§ Problem to solve
Please output the records below in full, exactly as given, but without the images.

§ Provided records
══════════

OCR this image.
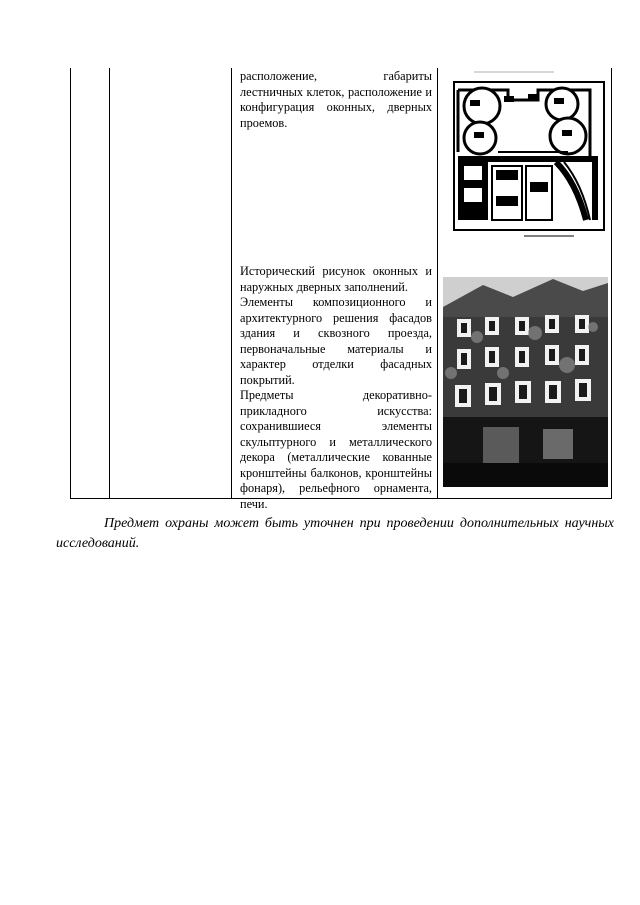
расположение, габариты лестничных клеток, расположение и конфигурация оконных, дверных проемов.

Исторический рисунок оконных и наружных дверных заполнений.

Элементы композиционного и архитектурного решения фасадов здания и сквозного проезда, первоначальные материалы и характер отделки фасадных покрытий.

Предметы декоративно-прикладного искусства: сохранившиеся элементы скульптурного и металлического декора (металлические кованные кронштейны балконов, кронштейны фонаря), рельефного орнамента, печи.

Предмет охраны может быть уточнен при проведении дополнительных научных исследований.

══════════

§ Solution to the exercise
OCR this image.
расположение, габариты лестничных клеток, расположение и конфигурация оконных, дверных проемов.

Исторический рисунок оконных и наружных дверных заполнений.

Элементы композиционного и архитектурного решения фасадов здания и сквозного проезда, первоначальные материалы и характер отделки фасадных покрытий.

Предметы декоративно-прикладного искусства: сохранившиеся элементы скульптурного и металлического декора (металлические кованные кронштейны балконов, кронштейны фонаря), рельефного орнамента, печи.

Предмет охраны может быть уточнен при проведении дополнительных научных исследований.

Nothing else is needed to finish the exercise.